* REQUIREMENT *
Retype the material word for word.

* DATA IN THIS EXERCISE *
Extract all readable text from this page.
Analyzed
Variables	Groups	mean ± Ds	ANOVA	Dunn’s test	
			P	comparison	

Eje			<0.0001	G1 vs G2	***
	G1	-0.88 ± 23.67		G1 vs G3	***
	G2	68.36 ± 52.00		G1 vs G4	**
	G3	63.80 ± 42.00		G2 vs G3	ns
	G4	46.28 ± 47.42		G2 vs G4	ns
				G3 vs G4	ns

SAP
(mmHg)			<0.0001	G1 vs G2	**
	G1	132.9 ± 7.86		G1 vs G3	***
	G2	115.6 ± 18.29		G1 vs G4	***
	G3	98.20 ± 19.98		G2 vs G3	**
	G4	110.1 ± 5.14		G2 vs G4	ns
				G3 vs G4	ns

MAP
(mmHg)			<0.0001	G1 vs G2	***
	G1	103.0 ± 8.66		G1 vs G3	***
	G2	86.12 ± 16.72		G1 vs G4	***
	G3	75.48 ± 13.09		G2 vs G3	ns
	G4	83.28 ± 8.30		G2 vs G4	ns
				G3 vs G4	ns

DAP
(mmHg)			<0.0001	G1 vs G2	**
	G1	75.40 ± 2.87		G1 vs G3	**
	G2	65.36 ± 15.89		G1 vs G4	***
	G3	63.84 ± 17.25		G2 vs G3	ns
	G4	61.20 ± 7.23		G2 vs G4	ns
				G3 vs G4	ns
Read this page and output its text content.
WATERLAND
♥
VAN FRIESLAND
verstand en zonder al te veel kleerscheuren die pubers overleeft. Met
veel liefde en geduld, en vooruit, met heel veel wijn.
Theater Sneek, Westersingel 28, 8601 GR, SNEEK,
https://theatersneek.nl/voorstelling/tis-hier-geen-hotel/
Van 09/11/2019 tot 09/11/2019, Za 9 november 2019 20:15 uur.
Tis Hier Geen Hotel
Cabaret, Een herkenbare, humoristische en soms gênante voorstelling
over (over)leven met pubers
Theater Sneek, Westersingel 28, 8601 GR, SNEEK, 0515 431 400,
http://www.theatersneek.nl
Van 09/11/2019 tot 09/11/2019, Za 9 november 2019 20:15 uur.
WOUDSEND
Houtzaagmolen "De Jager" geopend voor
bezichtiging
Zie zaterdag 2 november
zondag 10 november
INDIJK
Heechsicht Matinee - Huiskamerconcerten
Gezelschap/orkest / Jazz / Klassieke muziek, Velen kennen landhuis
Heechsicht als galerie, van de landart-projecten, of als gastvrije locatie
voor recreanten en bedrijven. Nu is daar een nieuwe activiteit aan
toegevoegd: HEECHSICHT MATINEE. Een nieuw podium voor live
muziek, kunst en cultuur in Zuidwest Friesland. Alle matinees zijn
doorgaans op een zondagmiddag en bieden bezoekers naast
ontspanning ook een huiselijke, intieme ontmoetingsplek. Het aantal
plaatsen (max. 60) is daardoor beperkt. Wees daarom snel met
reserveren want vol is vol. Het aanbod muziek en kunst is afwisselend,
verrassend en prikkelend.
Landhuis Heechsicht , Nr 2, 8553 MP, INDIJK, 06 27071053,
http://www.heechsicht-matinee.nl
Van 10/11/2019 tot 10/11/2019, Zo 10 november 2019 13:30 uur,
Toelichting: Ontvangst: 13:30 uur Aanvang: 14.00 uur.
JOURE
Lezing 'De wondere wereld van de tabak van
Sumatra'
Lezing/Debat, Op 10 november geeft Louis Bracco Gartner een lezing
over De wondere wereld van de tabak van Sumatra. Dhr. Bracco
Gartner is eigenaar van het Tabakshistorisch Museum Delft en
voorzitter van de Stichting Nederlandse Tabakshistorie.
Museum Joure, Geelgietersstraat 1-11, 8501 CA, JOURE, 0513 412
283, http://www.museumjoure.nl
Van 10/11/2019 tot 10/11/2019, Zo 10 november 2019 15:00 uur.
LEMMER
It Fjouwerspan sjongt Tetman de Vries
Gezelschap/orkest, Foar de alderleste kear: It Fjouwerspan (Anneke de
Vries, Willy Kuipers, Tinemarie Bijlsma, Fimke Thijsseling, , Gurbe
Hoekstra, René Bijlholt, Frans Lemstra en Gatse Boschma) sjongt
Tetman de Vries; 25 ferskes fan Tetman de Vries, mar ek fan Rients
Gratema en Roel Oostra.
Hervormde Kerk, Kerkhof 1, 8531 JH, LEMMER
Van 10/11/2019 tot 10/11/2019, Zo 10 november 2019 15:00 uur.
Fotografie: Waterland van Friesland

* WRITTEN RESPONSE *
Extract all readable text from this page.
Analyzed
Variables	Groups	mean ± Ds	ANOVA	Dunn’s test	
			P	comparison	

Eje			<0.0001	G1 vs G2	***
	G1	-0.88 ± 23.67		G1 vs G3	***
	G2	68.36 ± 52.00		G1 vs G4	**
	G3	63.80 ± 42.00		G2 vs G3	ns
	G4	46.28 ± 47.42		G2 vs G4	ns
				G3 vs G4	ns

SAP
(mmHg)			<0.0001	G1 vs G2	**
	G1	132.9 ± 7.86		G1 vs G3	***
	G2	115.6 ± 18.29		G1 vs G4	***
	G3	98.20 ± 19.98		G2 vs G3	**
	G4	110.1 ± 5.14		G2 vs G4	ns
				G3 vs G4	ns

MAP
(mmHg)			<0.0001	G1 vs G2	***
	G1	103.0 ± 8.66		G1 vs G3	***
	G2	86.12 ± 16.72		G1 vs G4	***
	G3	75.48 ± 13.09		G2 vs G3	ns
	G4	83.28 ± 8.30		G2 vs G4	ns
				G3 vs G4	ns

DAP
(mmHg)			<0.0001	G1 vs G2	**
	G1	75.40 ± 2.87		G1 vs G3	**
	G2	65.36 ± 15.89		G1 vs G4	***
	G3	63.84 ± 17.25		G2 vs G3	ns
	G4	61.20 ± 7.23		G2 vs G4	ns
				G3 vs G4	ns
Read this page and output its text content.
WATERLAND
♥
VAN FRIESLAND
verstand en zonder al te veel kleerscheuren die pubers overleeft. Met
veel liefde en geduld, en vooruit, met heel veel wijn.
Theater Sneek, Westersingel 28, 8601 GR, SNEEK,
https://theatersneek.nl/voorstelling/tis-hier-geen-hotel/
Van 09/11/2019 tot 09/11/2019, Za 9 november 2019 20:15 uur.
Tis Hier Geen Hotel
Cabaret, Een herkenbare, humoristische en soms gênante voorstelling
over (over)leven met pubers
Theater Sneek, Westersingel 28, 8601 GR, SNEEK, 0515 431 400,
http://www.theatersneek.nl
Van 09/11/2019 tot 09/11/2019, Za 9 november 2019 20:15 uur.
WOUDSEND
Houtzaagmolen "De Jager" geopend voor
bezichtiging
Zie zaterdag 2 november
zondag 10 november
INDIJK
Heechsicht Matinee - Huiskamerconcerten
Gezelschap/orkest / Jazz / Klassieke muziek, Velen kennen landhuis
Heechsicht als galerie, van de landart-projecten, of als gastvrije locatie
voor recreanten en bedrijven. Nu is daar een nieuwe activiteit aan
toegevoegd: HEECHSICHT MATINEE. Een nieuw podium voor live
muziek, kunst en cultuur in Zuidwest Friesland. Alle matinees zijn
doorgaans op een zondagmiddag en bieden bezoekers naast
ontspanning ook een huiselijke, intieme ontmoetingsplek. Het aantal
plaatsen (max. 60) is daardoor beperkt. Wees daarom snel met
reserveren want vol is vol. Het aanbod muziek en kunst is afwisselend,
verrassend en prikkelend.
Landhuis Heechsicht , Nr 2, 8553 MP, INDIJK, 06 27071053,
http://www.heechsicht-matinee.nl
Van 10/11/2019 tot 10/11/2019, Zo 10 november 2019 13:30 uur,
Toelichting: Ontvangst: 13:30 uur Aanvang: 14.00 uur.
JOURE
Lezing 'De wondere wereld van de tabak van
Sumatra'
Lezing/Debat, Op 10 november geeft Louis Bracco Gartner een lezing
over De wondere wereld van de tabak van Sumatra. Dhr. Bracco
Gartner is eigenaar van het Tabakshistorisch Museum Delft en
voorzitter van de Stichting Nederlandse Tabakshistorie.
Museum Joure, Geelgietersstraat 1-11, 8501 CA, JOURE, 0513 412
283, http://www.museumjoure.nl
Van 10/11/2019 tot 10/11/2019, Zo 10 november 2019 15:00 uur.
LEMMER
It Fjouwerspan sjongt Tetman de Vries
Gezelschap/orkest, Foar de alderleste kear: It Fjouwerspan (Anneke de
Vries, Willy Kuipers, Tinemarie Bijlsma, Fimke Thijsseling, , Gurbe
Hoekstra, René Bijlholt, Frans Lemstra en Gatse Boschma) sjongt
Tetman de Vries; 25 ferskes fan Tetman de Vries, mar ek fan Rients
Gratema en Roel Oostra.
Hervormde Kerk, Kerkhof 1, 8531 JH, LEMMER
Van 10/11/2019 tot 10/11/2019, Zo 10 november 2019 15:00 uur.
Fotografie: Waterland van Friesland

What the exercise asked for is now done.